> **Material to process**
○ ○ ○
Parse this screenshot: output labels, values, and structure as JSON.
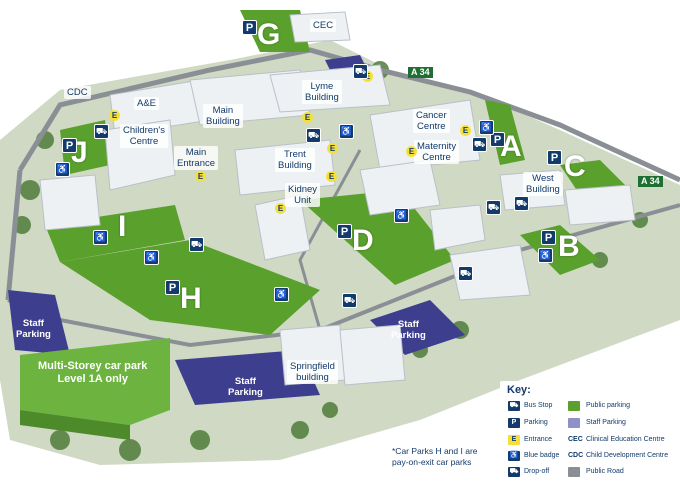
{
  "labels": {
    "cec": "CEC",
    "cdc": "CDC",
    "ae": "A&E",
    "main_building": "Main\nBuilding",
    "childrens_centre": "Children's\nCentre",
    "lyme_building": "Lyme\nBuilding",
    "cancer_centre": "Cancer\nCentre",
    "maternity_centre": "Maternity\nCentre",
    "main_entrance": "Main\nEntrance",
    "trent_building": "Trent\nBuilding",
    "kidney_unit": "Kidney\nUnit",
    "west_building": "West\nBuilding",
    "springfield_building": "Springfield\nbuilding"
  },
  "car_parks": {
    "a": "A",
    "b": "B",
    "c": "C",
    "d": "D",
    "g": "G",
    "h": "H",
    "i": "I",
    "j": "J"
  },
  "staff_parking": {
    "left": "Staff\nParking",
    "bottom": "Staff\nParking",
    "right": "Staff\nParking"
  },
  "multi_storey": "Multi-Storey car park\nLevel 1A only",
  "roads": {
    "top": "A 34",
    "right": "A 34"
  },
  "note": "*Car Parks H and I are\npay-on-exit car parks",
  "key": {
    "title": "Key:",
    "items": [
      {
        "symbol": "bus",
        "label": "Bus Stop"
      },
      {
        "symbol": "P",
        "label": "Parking"
      },
      {
        "symbol": "E",
        "label": "Entrance"
      },
      {
        "symbol": "blue-badge",
        "label": "Blue badge"
      },
      {
        "symbol": "drop-off",
        "label": "Drop-off"
      },
      {
        "symbol": "public-parking",
        "label": "Public parking"
      },
      {
        "symbol": "staff-parking",
        "label": "Staff Parking"
      },
      {
        "abbr": "CEC",
        "label": "Clinical Education Centre"
      },
      {
        "abbr": "CDC",
        "label": "Child Development Centre"
      },
      {
        "symbol": "public-road",
        "label": "Public Road"
      }
    ]
  },
  "colors": {
    "public_parking": "#5aa02c",
    "staff_parking": "#3d3f8e",
    "road_green": "#1f6e32",
    "label_blue": "#123a6b",
    "entrance_yellow": "#f5e03a"
  }
}
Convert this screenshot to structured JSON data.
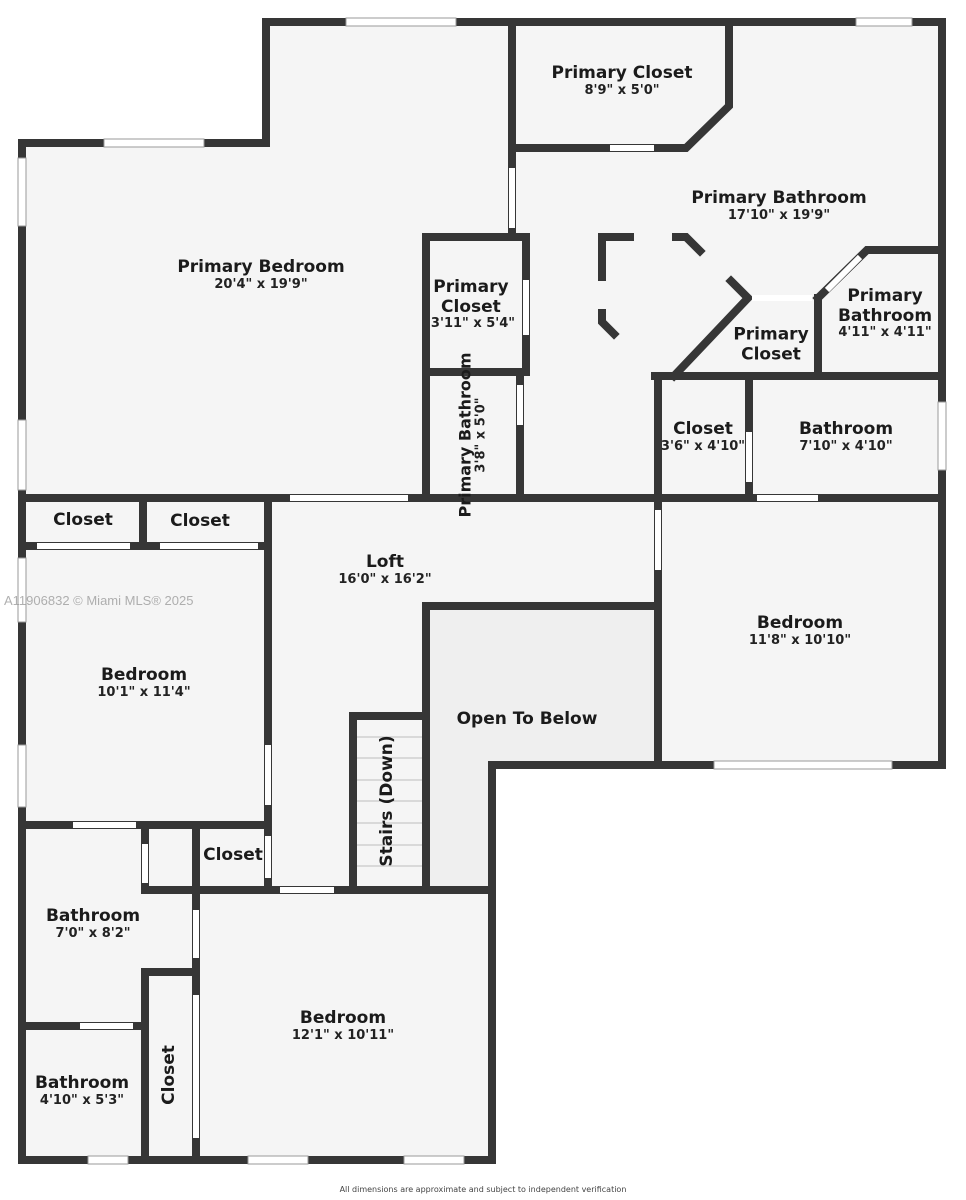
{
  "floorplan": {
    "rooms": [
      {
        "id": "primary-bedroom",
        "name": "Primary Bedroom",
        "dims": "20'4\" x 19'9\""
      },
      {
        "id": "primary-closet-a",
        "name": "Primary Closet",
        "dims": "8'9\" x 5'0\""
      },
      {
        "id": "primary-bathroom",
        "name": "Primary Bathroom",
        "dims": "17'10\" x 19'9\""
      },
      {
        "id": "primary-closet-b",
        "name": "Primary Closet",
        "dims": "3'11\" x 5'4\""
      },
      {
        "id": "primary-bathroom-small",
        "name": "Primary Bathroom",
        "dims": "3'8\" x 5'0\""
      },
      {
        "id": "primary-closet-c",
        "name": "Primary Closet",
        "dims": ""
      },
      {
        "id": "primary-bathroom-c",
        "name": "Primary Bathroom",
        "dims": "4'11\" x 4'11\""
      },
      {
        "id": "closet-east",
        "name": "Closet",
        "dims": "3'6\" x 4'10\""
      },
      {
        "id": "bathroom-east",
        "name": "Bathroom",
        "dims": "7'10\" x 4'10\""
      },
      {
        "id": "closet-nw-1",
        "name": "Closet",
        "dims": ""
      },
      {
        "id": "closet-nw-2",
        "name": "Closet",
        "dims": ""
      },
      {
        "id": "loft",
        "name": "Loft",
        "dims": "16'0\" x 16'2\""
      },
      {
        "id": "bedroom-east",
        "name": "Bedroom",
        "dims": "11'8\" x 10'10\""
      },
      {
        "id": "bedroom-west",
        "name": "Bedroom",
        "dims": "10'1\" x 11'4\""
      },
      {
        "id": "open-to-below",
        "name": "Open To Below",
        "dims": ""
      },
      {
        "id": "stairs",
        "name": "Stairs (Down)",
        "dims": ""
      },
      {
        "id": "closet-sw",
        "name": "Closet",
        "dims": ""
      },
      {
        "id": "bathroom-sw",
        "name": "Bathroom",
        "dims": "7'0\" x 8'2\""
      },
      {
        "id": "bedroom-south",
        "name": "Bedroom",
        "dims": "12'1\" x 10'11\""
      },
      {
        "id": "bathroom-small-sw",
        "name": "Bathroom",
        "dims": "4'10\" x 5'3\""
      },
      {
        "id": "closet-vertical",
        "name": "Closet",
        "dims": ""
      }
    ],
    "watermark": "A11906832 © Miami MLS® 2025",
    "disclaimer": "All dimensions are approximate and subject to independent verification",
    "colors": {
      "wall": "#363636",
      "floor": "#f5f5f5",
      "open_to_below": "#efefef",
      "background": "#ffffff"
    }
  }
}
○ ○ ○
> **What the task requires**
Gather from the data above every line with the string "labels".

> **Final result**
Parse this screenshot: output labels, values, and structure as JSON.
  "labels": {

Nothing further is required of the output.